(Raw records)
--

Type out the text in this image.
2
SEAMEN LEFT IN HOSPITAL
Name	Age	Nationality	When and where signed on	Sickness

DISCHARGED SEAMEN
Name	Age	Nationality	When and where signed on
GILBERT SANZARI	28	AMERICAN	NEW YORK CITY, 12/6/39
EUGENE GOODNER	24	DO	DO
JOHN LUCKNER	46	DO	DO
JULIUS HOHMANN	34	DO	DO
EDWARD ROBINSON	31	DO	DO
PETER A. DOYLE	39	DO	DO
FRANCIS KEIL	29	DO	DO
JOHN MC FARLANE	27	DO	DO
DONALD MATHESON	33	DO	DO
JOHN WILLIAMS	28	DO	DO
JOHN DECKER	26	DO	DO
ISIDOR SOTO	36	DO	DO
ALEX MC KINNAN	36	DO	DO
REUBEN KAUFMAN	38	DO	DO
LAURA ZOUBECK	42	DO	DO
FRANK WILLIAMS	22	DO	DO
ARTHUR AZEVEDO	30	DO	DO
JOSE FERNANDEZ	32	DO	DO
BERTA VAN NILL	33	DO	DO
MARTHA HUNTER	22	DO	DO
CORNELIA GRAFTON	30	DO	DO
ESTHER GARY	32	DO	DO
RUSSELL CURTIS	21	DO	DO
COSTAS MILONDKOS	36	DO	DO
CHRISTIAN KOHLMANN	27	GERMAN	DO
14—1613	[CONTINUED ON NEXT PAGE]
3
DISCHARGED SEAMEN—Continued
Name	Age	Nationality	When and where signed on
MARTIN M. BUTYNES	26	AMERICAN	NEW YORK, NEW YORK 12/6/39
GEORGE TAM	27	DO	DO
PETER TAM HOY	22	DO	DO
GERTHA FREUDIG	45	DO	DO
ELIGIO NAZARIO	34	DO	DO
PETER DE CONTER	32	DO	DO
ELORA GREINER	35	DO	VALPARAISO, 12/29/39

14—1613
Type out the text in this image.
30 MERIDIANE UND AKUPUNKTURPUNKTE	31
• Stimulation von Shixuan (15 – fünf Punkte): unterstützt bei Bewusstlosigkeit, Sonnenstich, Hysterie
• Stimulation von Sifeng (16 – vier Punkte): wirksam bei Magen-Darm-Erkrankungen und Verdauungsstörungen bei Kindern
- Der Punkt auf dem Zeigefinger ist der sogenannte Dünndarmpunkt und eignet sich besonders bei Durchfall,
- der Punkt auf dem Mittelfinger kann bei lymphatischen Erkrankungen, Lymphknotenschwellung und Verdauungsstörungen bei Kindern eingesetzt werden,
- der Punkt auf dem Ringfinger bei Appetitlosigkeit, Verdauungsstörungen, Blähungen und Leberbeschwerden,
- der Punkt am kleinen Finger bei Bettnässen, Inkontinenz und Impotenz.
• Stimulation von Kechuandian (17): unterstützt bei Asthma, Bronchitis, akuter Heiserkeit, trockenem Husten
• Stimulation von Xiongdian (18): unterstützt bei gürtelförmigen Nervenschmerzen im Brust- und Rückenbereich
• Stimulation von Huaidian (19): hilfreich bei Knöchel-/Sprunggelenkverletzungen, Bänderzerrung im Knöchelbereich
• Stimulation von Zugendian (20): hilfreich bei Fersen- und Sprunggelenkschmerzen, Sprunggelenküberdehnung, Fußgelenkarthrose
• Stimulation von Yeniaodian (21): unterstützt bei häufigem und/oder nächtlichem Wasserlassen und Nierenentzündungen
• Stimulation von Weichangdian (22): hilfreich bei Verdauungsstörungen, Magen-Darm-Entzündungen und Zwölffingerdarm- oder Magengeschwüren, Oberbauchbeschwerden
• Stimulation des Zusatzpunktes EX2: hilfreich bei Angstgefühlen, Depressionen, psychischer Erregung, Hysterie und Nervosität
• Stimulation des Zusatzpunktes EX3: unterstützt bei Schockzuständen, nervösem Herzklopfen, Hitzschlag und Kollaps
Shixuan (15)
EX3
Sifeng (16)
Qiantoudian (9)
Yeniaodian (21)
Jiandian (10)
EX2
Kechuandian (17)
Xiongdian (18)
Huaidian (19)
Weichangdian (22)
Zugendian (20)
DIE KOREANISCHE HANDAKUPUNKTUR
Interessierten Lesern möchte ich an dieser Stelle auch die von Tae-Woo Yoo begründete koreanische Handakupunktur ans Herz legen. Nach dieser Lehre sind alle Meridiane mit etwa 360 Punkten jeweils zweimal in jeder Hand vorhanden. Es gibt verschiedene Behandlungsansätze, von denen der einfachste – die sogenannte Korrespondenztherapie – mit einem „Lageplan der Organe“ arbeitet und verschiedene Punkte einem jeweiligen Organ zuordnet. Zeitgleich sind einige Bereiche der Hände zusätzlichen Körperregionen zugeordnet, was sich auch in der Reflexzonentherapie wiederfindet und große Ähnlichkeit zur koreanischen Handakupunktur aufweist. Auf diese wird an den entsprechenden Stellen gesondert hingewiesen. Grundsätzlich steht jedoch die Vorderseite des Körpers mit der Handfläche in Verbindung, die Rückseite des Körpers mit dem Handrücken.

--

» **EXERCISE PROMPT**:
Go through the entries and return each line where the word "DISCHARGED" appears.

» **OUTPUT FOR THIS TASK**:
DISCHARGED SEAMEN
DISCHARGED SEAMEN—Continued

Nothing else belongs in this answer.